* _Supplied entries_:
====
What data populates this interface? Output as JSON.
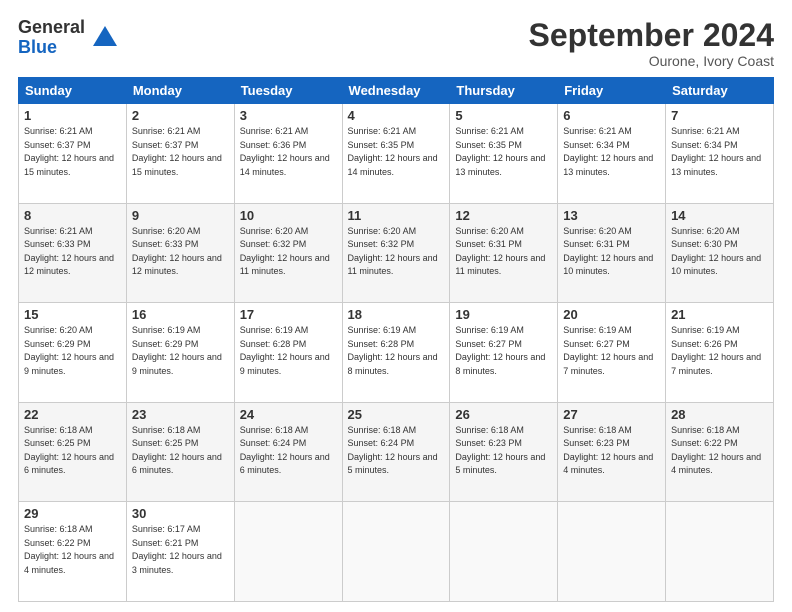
{
  "logo": {
    "line1": "General",
    "line2": "Blue"
  },
  "header": {
    "title": "September 2024",
    "location": "Ourone, Ivory Coast"
  },
  "weekdays": [
    "Sunday",
    "Monday",
    "Tuesday",
    "Wednesday",
    "Thursday",
    "Friday",
    "Saturday"
  ],
  "weeks": [
    [
      {
        "day": "1",
        "sunrise": "6:21 AM",
        "sunset": "6:37 PM",
        "daylight": "12 hours and 15 minutes."
      },
      {
        "day": "2",
        "sunrise": "6:21 AM",
        "sunset": "6:37 PM",
        "daylight": "12 hours and 15 minutes."
      },
      {
        "day": "3",
        "sunrise": "6:21 AM",
        "sunset": "6:36 PM",
        "daylight": "12 hours and 14 minutes."
      },
      {
        "day": "4",
        "sunrise": "6:21 AM",
        "sunset": "6:35 PM",
        "daylight": "12 hours and 14 minutes."
      },
      {
        "day": "5",
        "sunrise": "6:21 AM",
        "sunset": "6:35 PM",
        "daylight": "12 hours and 13 minutes."
      },
      {
        "day": "6",
        "sunrise": "6:21 AM",
        "sunset": "6:34 PM",
        "daylight": "12 hours and 13 minutes."
      },
      {
        "day": "7",
        "sunrise": "6:21 AM",
        "sunset": "6:34 PM",
        "daylight": "12 hours and 13 minutes."
      }
    ],
    [
      {
        "day": "8",
        "sunrise": "6:21 AM",
        "sunset": "6:33 PM",
        "daylight": "12 hours and 12 minutes."
      },
      {
        "day": "9",
        "sunrise": "6:20 AM",
        "sunset": "6:33 PM",
        "daylight": "12 hours and 12 minutes."
      },
      {
        "day": "10",
        "sunrise": "6:20 AM",
        "sunset": "6:32 PM",
        "daylight": "12 hours and 11 minutes."
      },
      {
        "day": "11",
        "sunrise": "6:20 AM",
        "sunset": "6:32 PM",
        "daylight": "12 hours and 11 minutes."
      },
      {
        "day": "12",
        "sunrise": "6:20 AM",
        "sunset": "6:31 PM",
        "daylight": "12 hours and 11 minutes."
      },
      {
        "day": "13",
        "sunrise": "6:20 AM",
        "sunset": "6:31 PM",
        "daylight": "12 hours and 10 minutes."
      },
      {
        "day": "14",
        "sunrise": "6:20 AM",
        "sunset": "6:30 PM",
        "daylight": "12 hours and 10 minutes."
      }
    ],
    [
      {
        "day": "15",
        "sunrise": "6:20 AM",
        "sunset": "6:29 PM",
        "daylight": "12 hours and 9 minutes."
      },
      {
        "day": "16",
        "sunrise": "6:19 AM",
        "sunset": "6:29 PM",
        "daylight": "12 hours and 9 minutes."
      },
      {
        "day": "17",
        "sunrise": "6:19 AM",
        "sunset": "6:28 PM",
        "daylight": "12 hours and 9 minutes."
      },
      {
        "day": "18",
        "sunrise": "6:19 AM",
        "sunset": "6:28 PM",
        "daylight": "12 hours and 8 minutes."
      },
      {
        "day": "19",
        "sunrise": "6:19 AM",
        "sunset": "6:27 PM",
        "daylight": "12 hours and 8 minutes."
      },
      {
        "day": "20",
        "sunrise": "6:19 AM",
        "sunset": "6:27 PM",
        "daylight": "12 hours and 7 minutes."
      },
      {
        "day": "21",
        "sunrise": "6:19 AM",
        "sunset": "6:26 PM",
        "daylight": "12 hours and 7 minutes."
      }
    ],
    [
      {
        "day": "22",
        "sunrise": "6:18 AM",
        "sunset": "6:25 PM",
        "daylight": "12 hours and 6 minutes."
      },
      {
        "day": "23",
        "sunrise": "6:18 AM",
        "sunset": "6:25 PM",
        "daylight": "12 hours and 6 minutes."
      },
      {
        "day": "24",
        "sunrise": "6:18 AM",
        "sunset": "6:24 PM",
        "daylight": "12 hours and 6 minutes."
      },
      {
        "day": "25",
        "sunrise": "6:18 AM",
        "sunset": "6:24 PM",
        "daylight": "12 hours and 5 minutes."
      },
      {
        "day": "26",
        "sunrise": "6:18 AM",
        "sunset": "6:23 PM",
        "daylight": "12 hours and 5 minutes."
      },
      {
        "day": "27",
        "sunrise": "6:18 AM",
        "sunset": "6:23 PM",
        "daylight": "12 hours and 4 minutes."
      },
      {
        "day": "28",
        "sunrise": "6:18 AM",
        "sunset": "6:22 PM",
        "daylight": "12 hours and 4 minutes."
      }
    ],
    [
      {
        "day": "29",
        "sunrise": "6:18 AM",
        "sunset": "6:22 PM",
        "daylight": "12 hours and 4 minutes."
      },
      {
        "day": "30",
        "sunrise": "6:17 AM",
        "sunset": "6:21 PM",
        "daylight": "12 hours and 3 minutes."
      },
      null,
      null,
      null,
      null,
      null
    ]
  ]
}
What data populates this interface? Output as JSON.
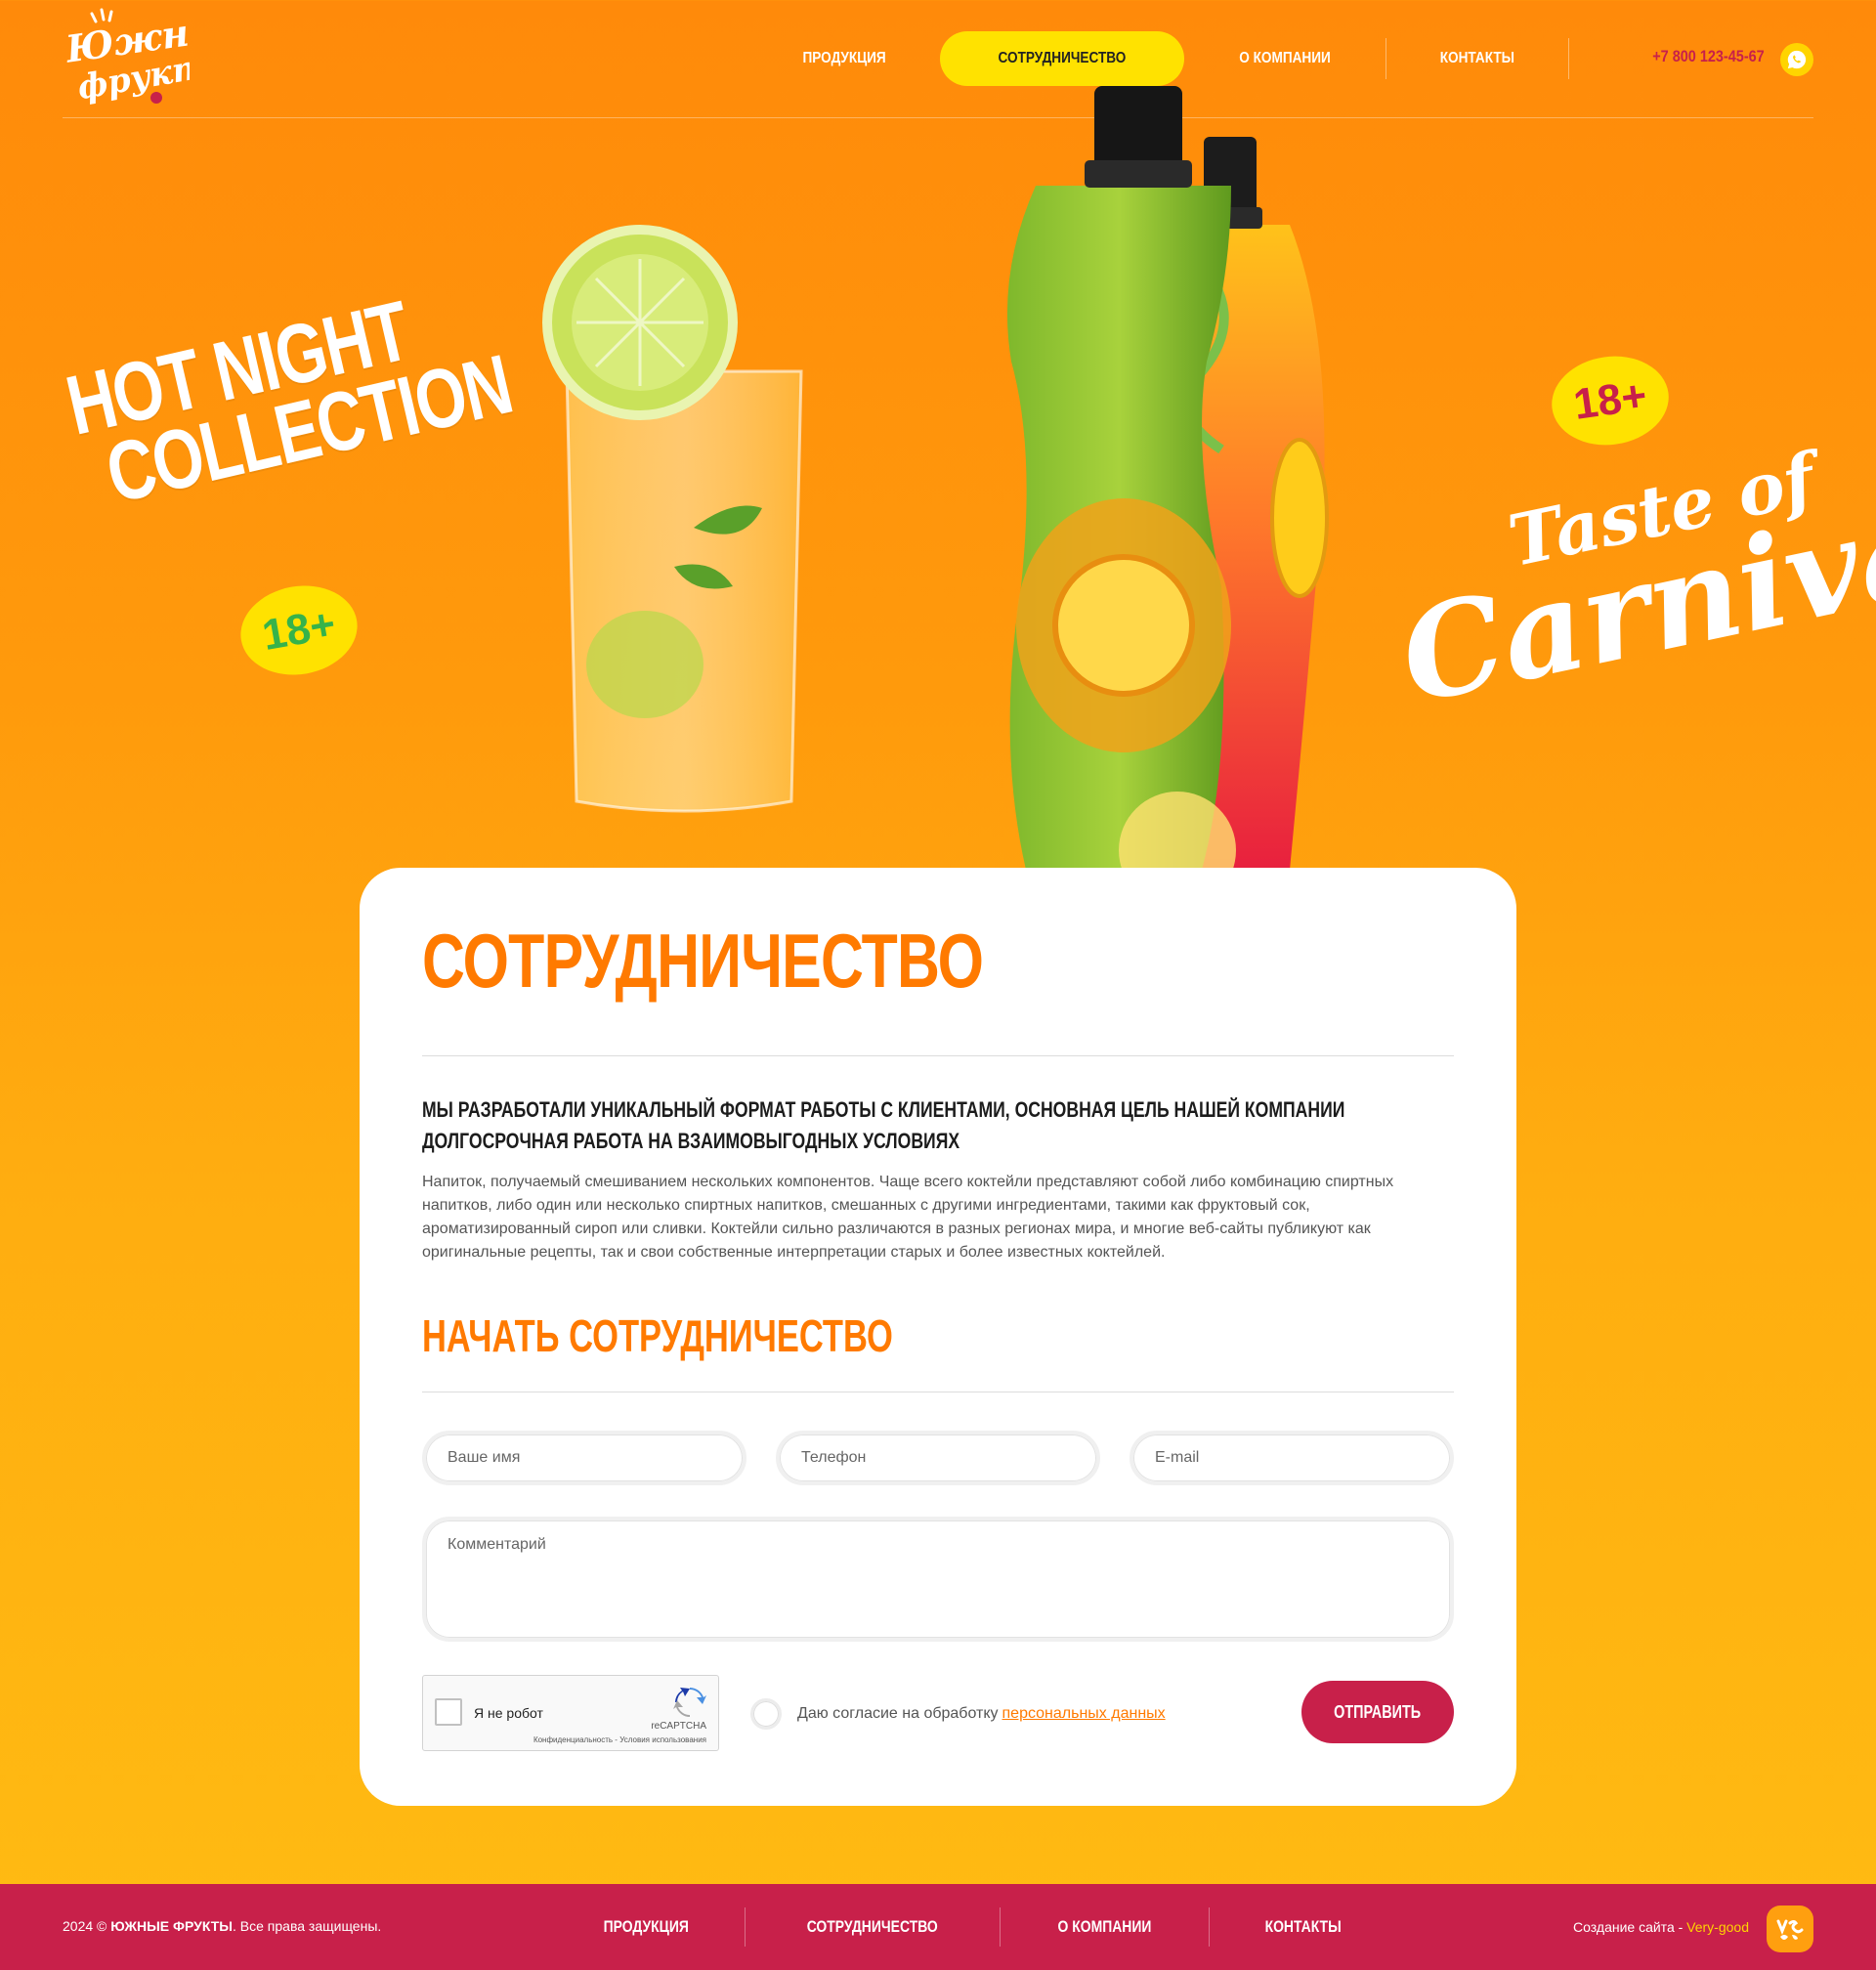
{
  "brand": {
    "logo_text_line1": "Южные",
    "logo_text_line2": "фрукты"
  },
  "nav": {
    "items": [
      {
        "label": "ПРОДУКЦИЯ",
        "active": false
      },
      {
        "label": "СОТРУДНИЧЕСТВО",
        "active": true
      },
      {
        "label": "О КОМПАНИИ",
        "active": false
      },
      {
        "label": "КОНТАКТЫ",
        "active": false
      }
    ],
    "phone": "+7 800 123-45-67",
    "phone_icon": "whatsapp-icon"
  },
  "hero": {
    "left_line1": "HOT NIGHT",
    "left_line2": "COLLECTION",
    "left_badge": "18+",
    "right_line1": "Taste of",
    "right_line2": "Carnival",
    "right_badge": "18+"
  },
  "card": {
    "title": "СОТРУДНИЧЕСТВО",
    "lead": "МЫ РАЗРАБОТАЛИ УНИКАЛЬНЫЙ ФОРМАТ РАБОТЫ С КЛИЕНТАМИ, ОСНОВНАЯ ЦЕЛЬ НАШЕЙ КОМПАНИИ ДОЛГОСРОЧНАЯ РАБОТА НА ВЗАИМОВЫГОДНЫХ УСЛОВИЯХ",
    "body": "Напиток, получаемый смешиванием нескольких компонентов. Чаще всего коктейли представляют собой либо комбинацию спиртных напитков, либо один или несколько спиртных напитков, смешанных с другими ингредиентами, такими как фруктовый сок, ароматизированный сироп или сливки. Коктейли сильно различаются в разных регионах мира, и многие веб-сайты публикуют как оригинальные рецепты, так и свои собственные интерпретации старых и более известных коктейлей.",
    "form_title": "НАЧАТЬ СОТРУДНИЧЕСТВО"
  },
  "form": {
    "name_placeholder": "Ваше имя",
    "phone_placeholder": "Телефон",
    "email_placeholder": "E-mail",
    "comment_placeholder": "Комментарий",
    "captcha_label": "Я не робот",
    "captcha_brand": "reCAPTCHA",
    "captcha_terms": "Конфиденциальность - Условия использования",
    "consent_text": "Даю согласие на обработку",
    "consent_link": "персональных данных",
    "submit_label": "ОТПРАВИТЬ"
  },
  "footer": {
    "year": "2024 ©",
    "company": "ЮЖНЫЕ ФРУКТЫ",
    "rights": ". Все права защищены.",
    "nav": [
      "ПРОДУКЦИЯ",
      "СОТРУДНИЧЕСТВО",
      "О КОМПАНИИ",
      "КОНТАКТЫ"
    ],
    "made_by_label": "Создание сайта -",
    "made_by_link": "Very-good",
    "made_by_logo": "very-good-logo"
  },
  "colors": {
    "accent_orange": "#ff7a00",
    "accent_yellow": "#ffe200",
    "accent_crimson": "#c8204a",
    "background_top": "#ff8a0a",
    "background_bottom": "#ffbb12"
  }
}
====
* _Required work_: Pictures in the records must not appear in the copy; transcribe everything else precisely.

* _Finished answer_:
What data populates this interface? Output as JSON.
{
  "logo": {
    "line1": "General",
    "line2": "Blue"
  },
  "header": {
    "title": "September 2024",
    "location": "Ourone, Ivory Coast"
  },
  "weekdays": [
    "Sunday",
    "Monday",
    "Tuesday",
    "Wednesday",
    "Thursday",
    "Friday",
    "Saturday"
  ],
  "weeks": [
    [
      {
        "day": "1",
        "sunrise": "6:21 AM",
        "sunset": "6:37 PM",
        "daylight": "12 hours and 15 minutes."
      },
      {
        "day": "2",
        "sunrise": "6:21 AM",
        "sunset": "6:37 PM",
        "daylight": "12 hours and 15 minutes."
      },
      {
        "day": "3",
        "sunrise": "6:21 AM",
        "sunset": "6:36 PM",
        "daylight": "12 hours and 14 minutes."
      },
      {
        "day": "4",
        "sunrise": "6:21 AM",
        "sunset": "6:35 PM",
        "daylight": "12 hours and 14 minutes."
      },
      {
        "day": "5",
        "sunrise": "6:21 AM",
        "sunset": "6:35 PM",
        "daylight": "12 hours and 13 minutes."
      },
      {
        "day": "6",
        "sunrise": "6:21 AM",
        "sunset": "6:34 PM",
        "daylight": "12 hours and 13 minutes."
      },
      {
        "day": "7",
        "sunrise": "6:21 AM",
        "sunset": "6:34 PM",
        "daylight": "12 hours and 13 minutes."
      }
    ],
    [
      {
        "day": "8",
        "sunrise": "6:21 AM",
        "sunset": "6:33 PM",
        "daylight": "12 hours and 12 minutes."
      },
      {
        "day": "9",
        "sunrise": "6:20 AM",
        "sunset": "6:33 PM",
        "daylight": "12 hours and 12 minutes."
      },
      {
        "day": "10",
        "sunrise": "6:20 AM",
        "sunset": "6:32 PM",
        "daylight": "12 hours and 11 minutes."
      },
      {
        "day": "11",
        "sunrise": "6:20 AM",
        "sunset": "6:32 PM",
        "daylight": "12 hours and 11 minutes."
      },
      {
        "day": "12",
        "sunrise": "6:20 AM",
        "sunset": "6:31 PM",
        "daylight": "12 hours and 11 minutes."
      },
      {
        "day": "13",
        "sunrise": "6:20 AM",
        "sunset": "6:31 PM",
        "daylight": "12 hours and 10 minutes."
      },
      {
        "day": "14",
        "sunrise": "6:20 AM",
        "sunset": "6:30 PM",
        "daylight": "12 hours and 10 minutes."
      }
    ],
    [
      {
        "day": "15",
        "sunrise": "6:20 AM",
        "sunset": "6:29 PM",
        "daylight": "12 hours and 9 minutes."
      },
      {
        "day": "16",
        "sunrise": "6:19 AM",
        "sunset": "6:29 PM",
        "daylight": "12 hours and 9 minutes."
      },
      {
        "day": "17",
        "sunrise": "6:19 AM",
        "sunset": "6:28 PM",
        "daylight": "12 hours and 9 minutes."
      },
      {
        "day": "18",
        "sunrise": "6:19 AM",
        "sunset": "6:28 PM",
        "daylight": "12 hours and 8 minutes."
      },
      {
        "day": "19",
        "sunrise": "6:19 AM",
        "sunset": "6:27 PM",
        "daylight": "12 hours and 8 minutes."
      },
      {
        "day": "20",
        "sunrise": "6:19 AM",
        "sunset": "6:27 PM",
        "daylight": "12 hours and 7 minutes."
      },
      {
        "day": "21",
        "sunrise": "6:19 AM",
        "sunset": "6:26 PM",
        "daylight": "12 hours and 7 minutes."
      }
    ],
    [
      {
        "day": "22",
        "sunrise": "6:18 AM",
        "sunset": "6:25 PM",
        "daylight": "12 hours and 6 minutes."
      },
      {
        "day": "23",
        "sunrise": "6:18 AM",
        "sunset": "6:25 PM",
        "daylight": "12 hours and 6 minutes."
      },
      {
        "day": "24",
        "sunrise": "6:18 AM",
        "sunset": "6:24 PM",
        "daylight": "12 hours and 6 minutes."
      },
      {
        "day": "25",
        "sunrise": "6:18 AM",
        "sunset": "6:24 PM",
        "daylight": "12 hours and 5 minutes."
      },
      {
        "day": "26",
        "sunrise": "6:18 AM",
        "sunset": "6:23 PM",
        "daylight": "12 hours and 5 minutes."
      },
      {
        "day": "27",
        "sunrise": "6:18 AM",
        "sunset": "6:23 PM",
        "daylight": "12 hours and 4 minutes."
      },
      {
        "day": "28",
        "sunrise": "6:18 AM",
        "sunset": "6:22 PM",
        "daylight": "12 hours and 4 minutes."
      }
    ],
    [
      {
        "day": "29",
        "sunrise": "6:18 AM",
        "sunset": "6:22 PM",
        "daylight": "12 hours and 4 minutes."
      },
      {
        "day": "30",
        "sunrise": "6:17 AM",
        "sunset": "6:21 PM",
        "daylight": "12 hours and 3 minutes."
      },
      null,
      null,
      null,
      null,
      null
    ]
  ]
}
What data populates this interface? Output as JSON.
{
  "brand": {
    "logo_text_line1": "Южные",
    "logo_text_line2": "фрукты"
  },
  "nav": {
    "items": [
      {
        "label": "ПРОДУКЦИЯ",
        "active": false
      },
      {
        "label": "СОТРУДНИЧЕСТВО",
        "active": true
      },
      {
        "label": "О КОМПАНИИ",
        "active": false
      },
      {
        "label": "КОНТАКТЫ",
        "active": false
      }
    ],
    "phone": "+7 800 123-45-67",
    "phone_icon": "whatsapp-icon"
  },
  "hero": {
    "left_line1": "HOT NIGHT",
    "left_line2": "COLLECTION",
    "left_badge": "18+",
    "right_line1": "Taste of",
    "right_line2": "Carnival",
    "right_badge": "18+"
  },
  "card": {
    "title": "СОТРУДНИЧЕСТВО",
    "lead": "МЫ РАЗРАБОТАЛИ УНИКАЛЬНЫЙ ФОРМАТ РАБОТЫ С КЛИЕНТАМИ, ОСНОВНАЯ ЦЕЛЬ НАШЕЙ КОМПАНИИ ДОЛГОСРОЧНАЯ РАБОТА НА ВЗАИМОВЫГОДНЫХ УСЛОВИЯХ",
    "body": "Напиток, получаемый смешиванием нескольких компонентов. Чаще всего коктейли представляют собой либо комбинацию спиртных напитков, либо один или несколько спиртных напитков, смешанных с другими ингредиентами, такими как фруктовый сок, ароматизированный сироп или сливки. Коктейли сильно различаются в разных регионах мира, и многие веб-сайты публикуют как оригинальные рецепты, так и свои собственные интерпретации старых и более известных коктейлей.",
    "form_title": "НАЧАТЬ СОТРУДНИЧЕСТВО"
  },
  "form": {
    "name_placeholder": "Ваше имя",
    "phone_placeholder": "Телефон",
    "email_placeholder": "E-mail",
    "comment_placeholder": "Комментарий",
    "captcha_label": "Я не робот",
    "captcha_brand": "reCAPTCHA",
    "captcha_terms": "Конфиденциальность - Условия использования",
    "consent_text": "Даю согласие на обработку",
    "consent_link": "персональных данных",
    "submit_label": "ОТПРАВИТЬ"
  },
  "footer": {
    "year": "2024 ©",
    "company": "ЮЖНЫЕ ФРУКТЫ",
    "rights": ". Все права защищены.",
    "nav": [
      "ПРОДУКЦИЯ",
      "СОТРУДНИЧЕСТВО",
      "О КОМПАНИИ",
      "КОНТАКТЫ"
    ],
    "made_by_label": "Создание сайта -",
    "made_by_link": "Very-good",
    "made_by_logo": "very-good-logo"
  },
  "colors": {
    "accent_orange": "#ff7a00",
    "accent_yellow": "#ffe200",
    "accent_crimson": "#c8204a",
    "background_top": "#ff8a0a",
    "background_bottom": "#ffbb12"
  }
}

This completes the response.